=== Requirements ===
Look at each line of the records and count those with "должно" in them. Please answer with the count alone.

=== Provided records ===
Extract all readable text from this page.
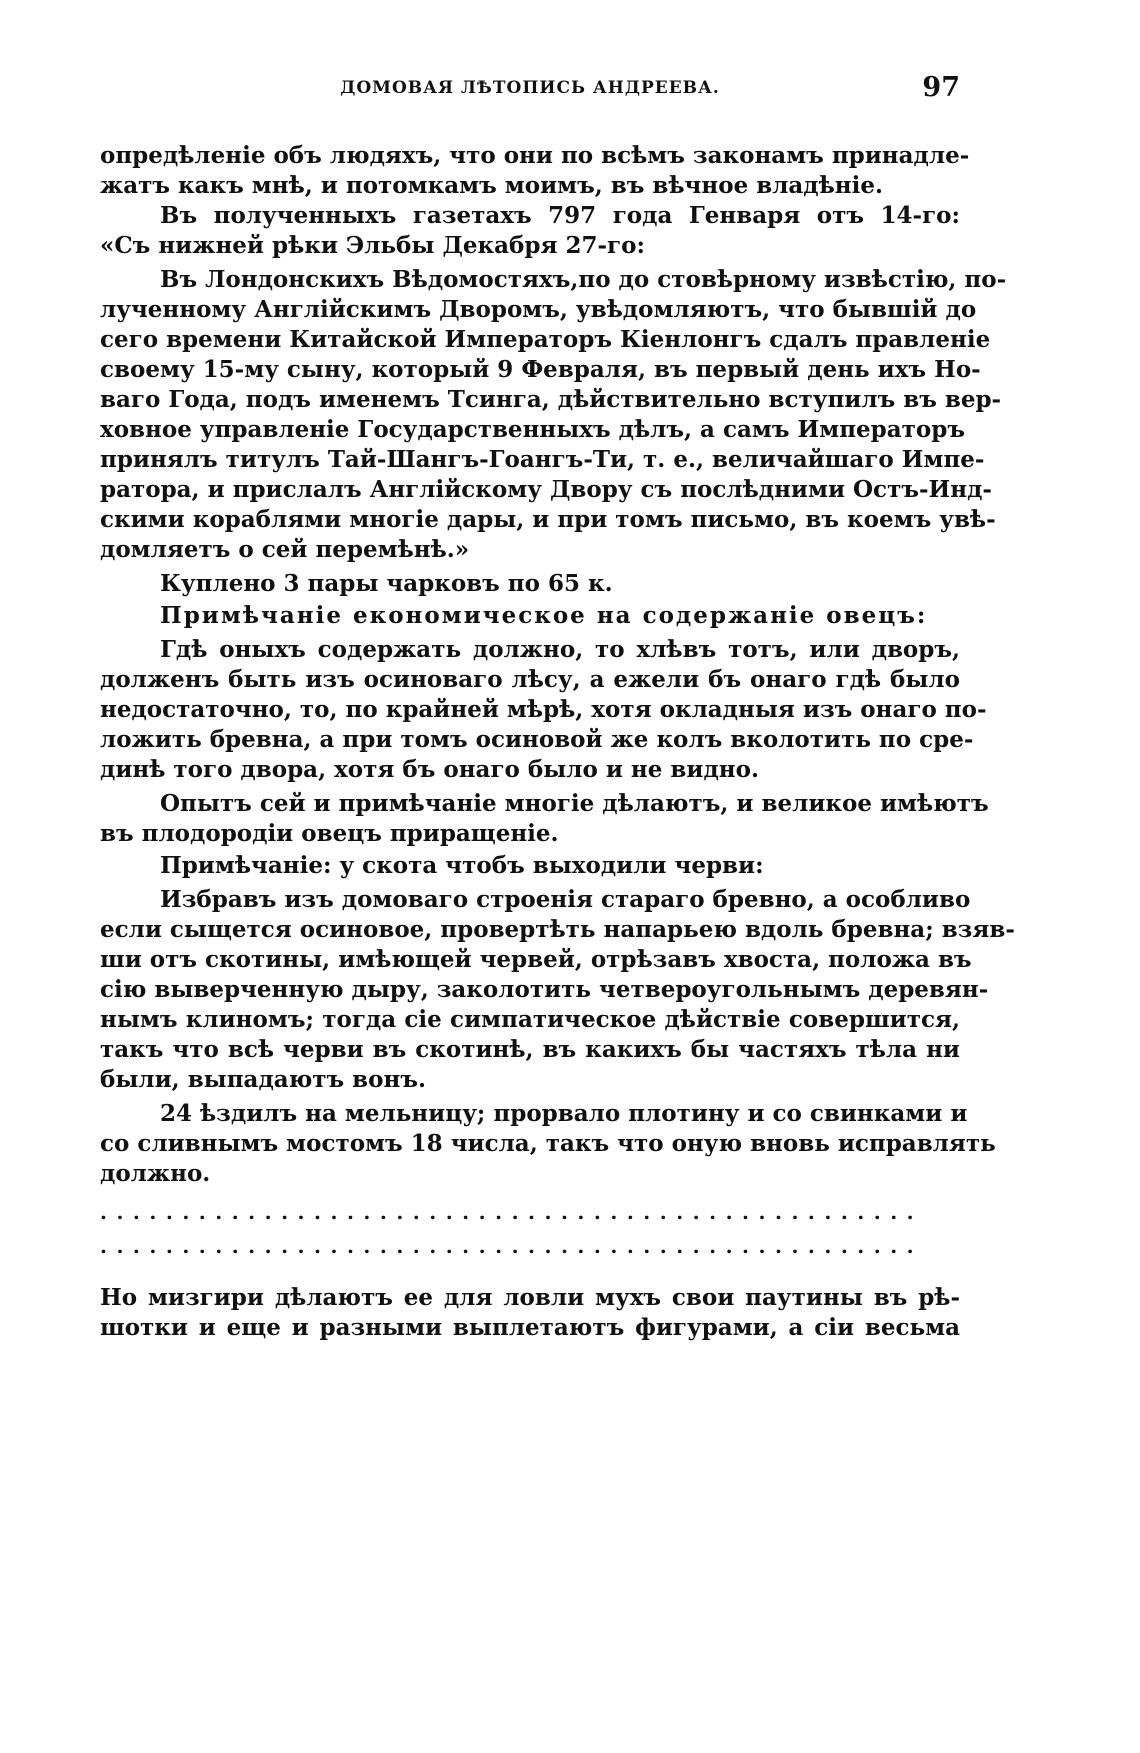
ДОМОВАЯ ЛѢТОПИСЬ АНДРЕЕВА.	97
опредѣленіе объ людяхъ, что они по всѣмъ законамъ принадле-
жатъ какъ мнѣ, и потомкамъ моимъ, въ вѣчное владѣніе.
Въ полученныхъ газетахъ 797 года Генваря отъ 14-го:
«Съ нижней рѣки Эльбы Декабря 27-го:
Въ Лондонскихъ Вѣдомостяхъ,по до стовѣрному извѣстію, по-
лученному Англійскимъ Дворомъ, увѣдомляютъ, что бывшій до
сего времени Китайской Императоръ Кіенлонгъ сдалъ правленіе
своему 15-му сыну, который 9 Февраля, въ первый день ихъ Но-
ваго Года, подъ именемъ Тсинга, дѣйствительно вступилъ въ вер-
ховное управленіе Государственныхъ дѣлъ, а самъ Императоръ
принялъ титулъ Тай-Шангъ-Гоангъ-Ти, т. е., величайшаго Импе-
ратора, и прислалъ Англійскому Двору съ послѣдними Остъ-Инд-
скими кораблями многіе дары, и при томъ письмо, въ коемъ увѣ-
домляетъ о сей перемѣнѣ.»
Куплено 3 пары чарковъ по 65 к.
Примѣчаніе економическое на содержаніе овецъ:
Гдѣ оныхъ содержать должно, то хлѣвъ тотъ, или дворъ,
долженъ быть изъ осиноваго лѣсу, а ежели бъ онаго гдѣ было
недостаточно, то, по крайней мѣрѣ, хотя окладныя изъ онаго по-
ложить бревна, а при томъ осиновой же колъ вколотить по сре-
динѣ того двора, хотя бъ онаго было и не видно.
Опытъ сей и примѣчаніе многіе дѣлаютъ, и великое имѣютъ
въ плодородіи овецъ приращеніе.
Примѣчаніе: у скота чтобъ выходили черви:
Избравъ изъ домоваго строенія стараго бревно, а особливо
если сыщется осиновое, провертѣть напарьею вдоль бревна; взяв-
ши отъ скотины, имѣющей червей, отрѣзавъ хвоста, положа въ
сію выверченную дыру, заколотить четвероугольнымъ деревян-
нымъ клиномъ; тогда сіе симпатическое дѣйствіе совершится,
такъ что всѣ черви въ скотинѣ, въ какихъ бы частяхъ тѣла ни
были, выпадаютъ вонъ.
24 ѣздилъ на мельницу; прорвало плотину и со свинками и
со сливнымъ мостомъ 18 числа, такъ что оную вновь исправлять
должно.
..................................................
..................................................
Но мизгири дѣлаютъ ее для ловли мухъ свои паутины въ рѣ-
шотки и еще и разными выплетаютъ фигурами, а сіи весьма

=== Result ===
2